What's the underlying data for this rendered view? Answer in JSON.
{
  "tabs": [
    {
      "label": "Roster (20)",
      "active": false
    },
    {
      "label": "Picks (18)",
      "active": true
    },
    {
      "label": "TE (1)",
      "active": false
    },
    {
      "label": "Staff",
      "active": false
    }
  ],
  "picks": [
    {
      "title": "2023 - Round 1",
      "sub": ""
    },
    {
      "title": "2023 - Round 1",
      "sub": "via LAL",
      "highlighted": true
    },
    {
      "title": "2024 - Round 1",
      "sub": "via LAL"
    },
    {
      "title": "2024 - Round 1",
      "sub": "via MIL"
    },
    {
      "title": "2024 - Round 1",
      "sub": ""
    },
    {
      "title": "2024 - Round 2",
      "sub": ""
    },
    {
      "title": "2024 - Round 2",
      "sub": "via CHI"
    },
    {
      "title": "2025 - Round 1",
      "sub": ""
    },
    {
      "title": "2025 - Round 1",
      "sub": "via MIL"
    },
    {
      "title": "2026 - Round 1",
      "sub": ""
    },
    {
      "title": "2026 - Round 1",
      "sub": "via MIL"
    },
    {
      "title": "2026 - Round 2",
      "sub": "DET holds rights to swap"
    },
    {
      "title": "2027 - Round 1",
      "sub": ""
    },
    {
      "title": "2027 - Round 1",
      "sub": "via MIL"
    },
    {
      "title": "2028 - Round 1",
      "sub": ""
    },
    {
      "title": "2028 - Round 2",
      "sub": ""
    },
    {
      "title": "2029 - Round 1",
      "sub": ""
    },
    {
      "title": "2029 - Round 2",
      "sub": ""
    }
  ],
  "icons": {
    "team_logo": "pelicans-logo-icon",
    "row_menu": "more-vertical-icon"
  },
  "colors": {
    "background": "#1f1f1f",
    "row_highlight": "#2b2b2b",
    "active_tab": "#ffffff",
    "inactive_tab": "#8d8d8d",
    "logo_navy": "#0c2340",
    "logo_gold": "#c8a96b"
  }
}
___
● EXERCISE GOAL
Extract the full listing and reproduce each line exactly.

● ANSWER TO THIS PROBLEM
What's the underlying data for this rendered view? Answer in JSON.
{
  "tabs": [
    {
      "label": "Roster (20)",
      "active": false
    },
    {
      "label": "Picks (18)",
      "active": true
    },
    {
      "label": "TE (1)",
      "active": false
    },
    {
      "label": "Staff",
      "active": false
    }
  ],
  "picks": [
    {
      "title": "2023 - Round 1",
      "sub": ""
    },
    {
      "title": "2023 - Round 1",
      "sub": "via LAL",
      "highlighted": true
    },
    {
      "title": "2024 - Round 1",
      "sub": "via LAL"
    },
    {
      "title": "2024 - Round 1",
      "sub": "via MIL"
    },
    {
      "title": "2024 - Round 1",
      "sub": ""
    },
    {
      "title": "2024 - Round 2",
      "sub": ""
    },
    {
      "title": "2024 - Round 2",
      "sub": "via CHI"
    },
    {
      "title": "2025 - Round 1",
      "sub": ""
    },
    {
      "title": "2025 - Round 1",
      "sub": "via MIL"
    },
    {
      "title": "2026 - Round 1",
      "sub": ""
    },
    {
      "title": "2026 - Round 1",
      "sub": "via MIL"
    },
    {
      "title": "2026 - Round 2",
      "sub": "DET holds rights to swap"
    },
    {
      "title": "2027 - Round 1",
      "sub": ""
    },
    {
      "title": "2027 - Round 1",
      "sub": "via MIL"
    },
    {
      "title": "2028 - Round 1",
      "sub": ""
    },
    {
      "title": "2028 - Round 2",
      "sub": ""
    },
    {
      "title": "2029 - Round 1",
      "sub": ""
    },
    {
      "title": "2029 - Round 2",
      "sub": ""
    }
  ],
  "icons": {
    "team_logo": "pelicans-logo-icon",
    "row_menu": "more-vertical-icon"
  },
  "colors": {
    "background": "#1f1f1f",
    "row_highlight": "#2b2b2b",
    "active_tab": "#ffffff",
    "inactive_tab": "#8d8d8d",
    "logo_navy": "#0c2340",
    "logo_gold": "#c8a96b"
  }
}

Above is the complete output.